■ Exercise instructions:
Check each line for the string "fröken" and give only the count of lines that have it.

■ Information shown:

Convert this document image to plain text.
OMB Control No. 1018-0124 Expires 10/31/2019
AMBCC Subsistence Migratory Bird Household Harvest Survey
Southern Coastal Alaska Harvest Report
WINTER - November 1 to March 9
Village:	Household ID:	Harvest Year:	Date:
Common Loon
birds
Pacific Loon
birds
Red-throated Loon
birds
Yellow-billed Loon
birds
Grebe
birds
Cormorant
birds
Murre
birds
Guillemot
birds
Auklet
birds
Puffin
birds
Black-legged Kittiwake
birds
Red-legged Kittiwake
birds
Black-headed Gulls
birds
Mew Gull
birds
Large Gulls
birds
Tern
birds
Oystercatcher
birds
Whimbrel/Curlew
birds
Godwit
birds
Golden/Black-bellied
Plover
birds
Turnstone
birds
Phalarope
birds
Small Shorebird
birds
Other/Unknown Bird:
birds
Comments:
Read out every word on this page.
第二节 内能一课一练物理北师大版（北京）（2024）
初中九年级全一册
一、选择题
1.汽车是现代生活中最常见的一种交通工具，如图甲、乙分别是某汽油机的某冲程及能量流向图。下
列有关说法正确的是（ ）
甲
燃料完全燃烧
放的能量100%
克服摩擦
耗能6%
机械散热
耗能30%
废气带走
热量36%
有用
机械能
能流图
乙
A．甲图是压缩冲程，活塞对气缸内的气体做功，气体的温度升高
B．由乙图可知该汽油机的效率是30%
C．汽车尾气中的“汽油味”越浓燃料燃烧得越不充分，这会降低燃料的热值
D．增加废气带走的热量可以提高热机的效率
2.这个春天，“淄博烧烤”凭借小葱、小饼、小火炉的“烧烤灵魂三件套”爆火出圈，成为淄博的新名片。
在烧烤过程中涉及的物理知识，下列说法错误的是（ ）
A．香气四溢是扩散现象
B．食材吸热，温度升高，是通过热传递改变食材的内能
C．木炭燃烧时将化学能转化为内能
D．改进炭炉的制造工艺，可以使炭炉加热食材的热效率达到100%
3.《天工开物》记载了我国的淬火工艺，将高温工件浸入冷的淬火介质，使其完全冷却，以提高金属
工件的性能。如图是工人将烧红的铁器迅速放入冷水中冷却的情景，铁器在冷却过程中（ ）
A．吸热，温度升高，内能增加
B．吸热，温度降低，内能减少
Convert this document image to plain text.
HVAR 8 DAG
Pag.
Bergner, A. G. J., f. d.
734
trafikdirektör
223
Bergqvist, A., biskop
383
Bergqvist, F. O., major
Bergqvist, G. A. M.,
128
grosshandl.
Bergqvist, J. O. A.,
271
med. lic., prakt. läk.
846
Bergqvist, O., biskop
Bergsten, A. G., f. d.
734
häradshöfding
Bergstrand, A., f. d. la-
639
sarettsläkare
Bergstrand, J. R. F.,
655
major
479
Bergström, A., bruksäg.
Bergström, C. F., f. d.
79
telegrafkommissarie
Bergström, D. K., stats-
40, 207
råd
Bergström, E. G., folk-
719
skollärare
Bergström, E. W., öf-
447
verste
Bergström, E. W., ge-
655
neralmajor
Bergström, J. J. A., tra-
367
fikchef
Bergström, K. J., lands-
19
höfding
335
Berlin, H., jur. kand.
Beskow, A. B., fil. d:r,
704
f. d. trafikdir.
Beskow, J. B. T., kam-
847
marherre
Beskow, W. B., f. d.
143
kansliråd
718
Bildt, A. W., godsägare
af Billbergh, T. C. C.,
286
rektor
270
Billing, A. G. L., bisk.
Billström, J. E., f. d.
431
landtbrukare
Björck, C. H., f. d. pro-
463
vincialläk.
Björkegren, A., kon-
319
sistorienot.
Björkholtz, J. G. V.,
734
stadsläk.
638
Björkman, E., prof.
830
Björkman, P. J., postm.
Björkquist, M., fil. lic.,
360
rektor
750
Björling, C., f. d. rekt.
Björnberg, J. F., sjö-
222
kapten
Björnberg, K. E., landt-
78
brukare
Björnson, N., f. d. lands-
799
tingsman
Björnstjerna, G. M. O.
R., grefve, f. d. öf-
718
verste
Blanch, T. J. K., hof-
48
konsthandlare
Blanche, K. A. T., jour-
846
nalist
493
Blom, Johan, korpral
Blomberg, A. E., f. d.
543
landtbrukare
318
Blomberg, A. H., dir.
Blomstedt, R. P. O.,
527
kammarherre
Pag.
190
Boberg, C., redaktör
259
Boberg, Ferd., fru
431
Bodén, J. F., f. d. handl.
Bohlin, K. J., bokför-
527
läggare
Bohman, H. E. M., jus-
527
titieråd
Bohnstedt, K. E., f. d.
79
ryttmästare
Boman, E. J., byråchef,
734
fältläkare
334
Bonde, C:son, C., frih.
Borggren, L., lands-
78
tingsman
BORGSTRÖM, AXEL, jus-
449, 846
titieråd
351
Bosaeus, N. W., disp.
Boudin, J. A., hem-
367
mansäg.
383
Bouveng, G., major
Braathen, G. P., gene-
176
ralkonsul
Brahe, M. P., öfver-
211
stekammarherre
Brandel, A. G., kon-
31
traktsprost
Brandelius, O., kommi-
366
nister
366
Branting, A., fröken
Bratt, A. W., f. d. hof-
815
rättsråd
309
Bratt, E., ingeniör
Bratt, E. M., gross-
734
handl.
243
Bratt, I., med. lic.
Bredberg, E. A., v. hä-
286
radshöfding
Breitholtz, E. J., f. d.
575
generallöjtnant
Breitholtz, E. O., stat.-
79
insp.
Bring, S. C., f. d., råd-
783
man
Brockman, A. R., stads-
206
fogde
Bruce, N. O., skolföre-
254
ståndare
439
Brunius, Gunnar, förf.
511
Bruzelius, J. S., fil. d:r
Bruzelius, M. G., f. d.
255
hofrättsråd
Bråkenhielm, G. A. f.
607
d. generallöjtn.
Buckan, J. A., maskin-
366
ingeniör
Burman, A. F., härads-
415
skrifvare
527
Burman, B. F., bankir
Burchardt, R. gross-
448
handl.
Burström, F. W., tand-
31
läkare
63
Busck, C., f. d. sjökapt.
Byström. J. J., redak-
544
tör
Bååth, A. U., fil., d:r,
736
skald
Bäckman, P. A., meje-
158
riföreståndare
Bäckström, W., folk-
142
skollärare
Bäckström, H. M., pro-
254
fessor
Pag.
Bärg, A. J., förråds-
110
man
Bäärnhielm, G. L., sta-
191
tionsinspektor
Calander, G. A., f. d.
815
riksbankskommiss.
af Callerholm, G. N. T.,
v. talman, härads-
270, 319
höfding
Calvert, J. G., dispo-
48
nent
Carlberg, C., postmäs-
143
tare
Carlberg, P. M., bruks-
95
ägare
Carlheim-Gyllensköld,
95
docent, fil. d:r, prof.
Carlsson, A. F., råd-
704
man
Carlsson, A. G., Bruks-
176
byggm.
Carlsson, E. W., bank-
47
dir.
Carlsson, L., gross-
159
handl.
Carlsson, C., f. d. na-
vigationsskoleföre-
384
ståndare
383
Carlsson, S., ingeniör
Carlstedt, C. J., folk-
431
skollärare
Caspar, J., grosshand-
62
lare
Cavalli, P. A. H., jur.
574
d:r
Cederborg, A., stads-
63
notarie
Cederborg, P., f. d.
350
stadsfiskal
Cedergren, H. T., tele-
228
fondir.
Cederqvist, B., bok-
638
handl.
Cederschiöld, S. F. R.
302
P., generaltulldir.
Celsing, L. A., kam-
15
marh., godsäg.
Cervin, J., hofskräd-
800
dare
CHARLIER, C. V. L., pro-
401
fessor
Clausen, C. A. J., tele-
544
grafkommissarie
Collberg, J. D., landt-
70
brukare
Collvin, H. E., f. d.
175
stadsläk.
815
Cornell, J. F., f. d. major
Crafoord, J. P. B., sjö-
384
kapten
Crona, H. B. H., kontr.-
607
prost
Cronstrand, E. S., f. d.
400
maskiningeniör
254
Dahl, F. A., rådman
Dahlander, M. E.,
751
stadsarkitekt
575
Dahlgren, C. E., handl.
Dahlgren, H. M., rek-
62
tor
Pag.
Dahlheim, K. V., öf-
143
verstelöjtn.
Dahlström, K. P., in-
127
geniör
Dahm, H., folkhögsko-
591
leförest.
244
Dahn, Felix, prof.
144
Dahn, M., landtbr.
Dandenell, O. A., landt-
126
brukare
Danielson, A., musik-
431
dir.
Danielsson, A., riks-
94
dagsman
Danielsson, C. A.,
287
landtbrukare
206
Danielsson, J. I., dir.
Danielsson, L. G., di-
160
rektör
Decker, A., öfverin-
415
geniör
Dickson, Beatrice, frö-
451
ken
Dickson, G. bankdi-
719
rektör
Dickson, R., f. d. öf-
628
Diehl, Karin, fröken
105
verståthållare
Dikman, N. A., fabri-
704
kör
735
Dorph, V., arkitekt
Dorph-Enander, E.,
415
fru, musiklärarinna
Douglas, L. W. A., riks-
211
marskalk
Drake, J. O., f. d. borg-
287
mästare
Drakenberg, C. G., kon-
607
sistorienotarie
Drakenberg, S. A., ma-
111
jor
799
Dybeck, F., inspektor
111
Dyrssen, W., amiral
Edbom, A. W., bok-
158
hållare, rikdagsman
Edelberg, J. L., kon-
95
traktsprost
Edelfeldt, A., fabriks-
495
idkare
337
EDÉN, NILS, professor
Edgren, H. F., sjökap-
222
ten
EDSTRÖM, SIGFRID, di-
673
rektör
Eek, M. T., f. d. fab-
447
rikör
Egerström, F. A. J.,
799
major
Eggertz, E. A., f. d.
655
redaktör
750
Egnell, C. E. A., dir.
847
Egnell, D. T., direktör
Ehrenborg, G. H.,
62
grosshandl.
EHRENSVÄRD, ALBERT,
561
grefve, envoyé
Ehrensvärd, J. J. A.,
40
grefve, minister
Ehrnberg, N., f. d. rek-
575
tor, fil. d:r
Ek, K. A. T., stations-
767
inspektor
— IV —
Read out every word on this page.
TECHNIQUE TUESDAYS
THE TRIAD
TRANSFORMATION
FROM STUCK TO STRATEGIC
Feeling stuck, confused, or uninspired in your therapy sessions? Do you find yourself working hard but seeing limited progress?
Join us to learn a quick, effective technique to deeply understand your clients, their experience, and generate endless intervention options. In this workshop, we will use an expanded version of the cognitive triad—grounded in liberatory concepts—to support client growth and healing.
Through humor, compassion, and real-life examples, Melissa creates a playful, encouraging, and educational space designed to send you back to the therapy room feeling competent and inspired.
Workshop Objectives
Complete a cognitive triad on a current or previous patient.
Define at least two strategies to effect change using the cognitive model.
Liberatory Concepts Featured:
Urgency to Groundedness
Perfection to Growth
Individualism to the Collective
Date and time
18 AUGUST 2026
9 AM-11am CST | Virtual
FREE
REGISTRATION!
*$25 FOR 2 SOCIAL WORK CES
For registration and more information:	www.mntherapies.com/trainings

■ Task answer:
2